(Figure data in JSON)

start

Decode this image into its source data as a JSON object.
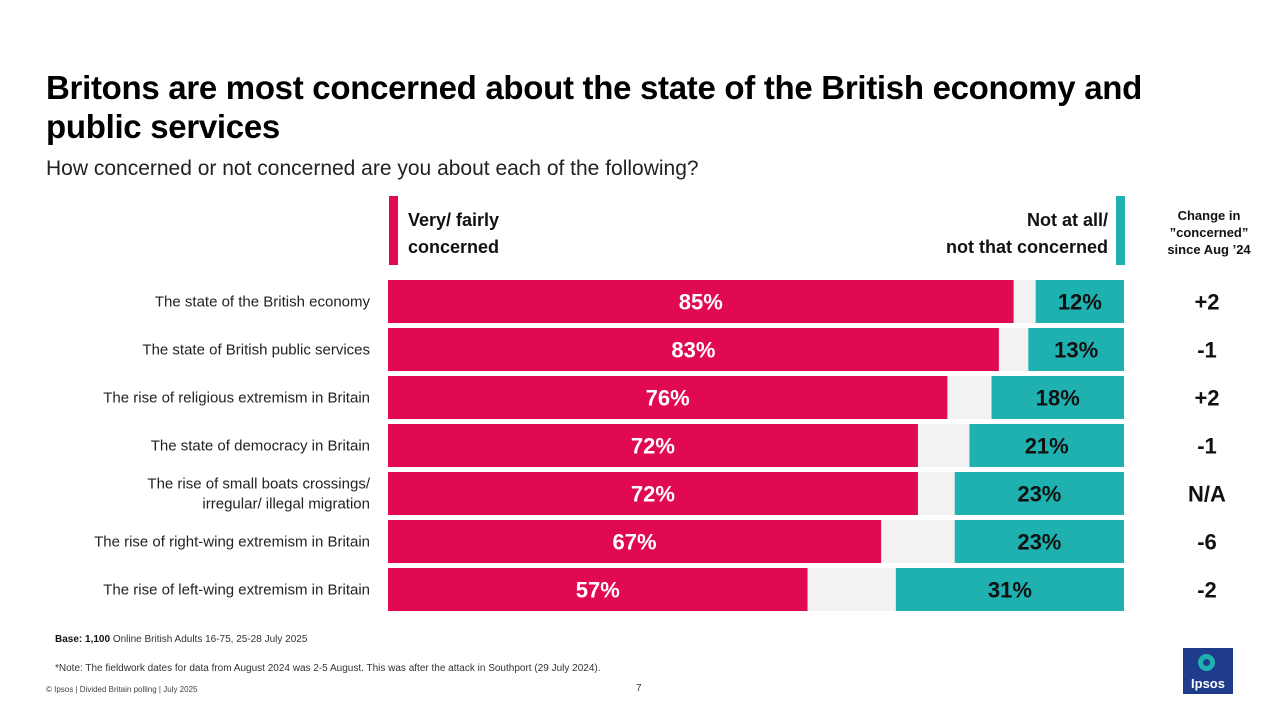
{
  "title": "Britons are most concerned about the state of the British economy and public services",
  "subtitle": "How concerned or not concerned are you about each of the following?",
  "legend": {
    "left_line1": "Very/ fairly",
    "left_line2": "concerned",
    "right_line1": "Not at all/",
    "right_line2": "not that concerned"
  },
  "change_header": {
    "line1": "Change in",
    "line2": "”concerned”",
    "line3": "since Aug ’24"
  },
  "colors": {
    "concerned": "#e10a50",
    "not_concerned": "#1eb1b0",
    "neither": "#f2f2f2"
  },
  "chart_data": {
    "type": "bar",
    "orientation": "horizontal",
    "stacked": true,
    "title": "How concerned or not concerned are you about each of the following?",
    "categories": [
      [
        "The state of the British economy"
      ],
      [
        "The state of British public services"
      ],
      [
        "The rise of religious extremism in Britain"
      ],
      [
        "The state of democracy in Britain"
      ],
      [
        "The rise of small boats crossings/",
        "irregular/ illegal migration"
      ],
      [
        "The rise of right-wing extremism in Britain"
      ],
      [
        "The rise of left-wing extremism in Britain"
      ]
    ],
    "series": [
      {
        "name": "Very/ fairly concerned",
        "values": [
          85,
          83,
          76,
          72,
          72,
          67,
          57
        ],
        "labels": [
          "85%",
          "83%",
          "76%",
          "72%",
          "72%",
          "67%",
          "57%"
        ]
      },
      {
        "name": "Not at all/ not that concerned",
        "values": [
          12,
          13,
          18,
          21,
          23,
          23,
          31
        ],
        "labels": [
          "12%",
          "13%",
          "18%",
          "21%",
          "23%",
          "23%",
          "31%"
        ]
      }
    ],
    "change_since_aug_24": [
      "+2",
      "-1",
      "+2",
      "-1",
      "N/A",
      "-6",
      "-2"
    ],
    "xlim": [
      0,
      100
    ]
  },
  "base": {
    "label": "Base: 1,100",
    "text": " Online British Adults 16-75, 25-28 July 2025"
  },
  "note": "*Note: The fieldwork dates for data from August 2024 was 2-5 August. This was after the attack in Southport (29 July 2024).",
  "footer": "© Ipsos | Divided Britain polling | July 2025",
  "page_number": "7",
  "logo_text": "Ipsos"
}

end

GIVEN INSTRUCTION:
In the records above, locate each line with the word "public". Copy all such lines.

WORKED ANSWER:
  "title": "Britons are most concerned about the state of the British economy and public services",
        "The state of British public services"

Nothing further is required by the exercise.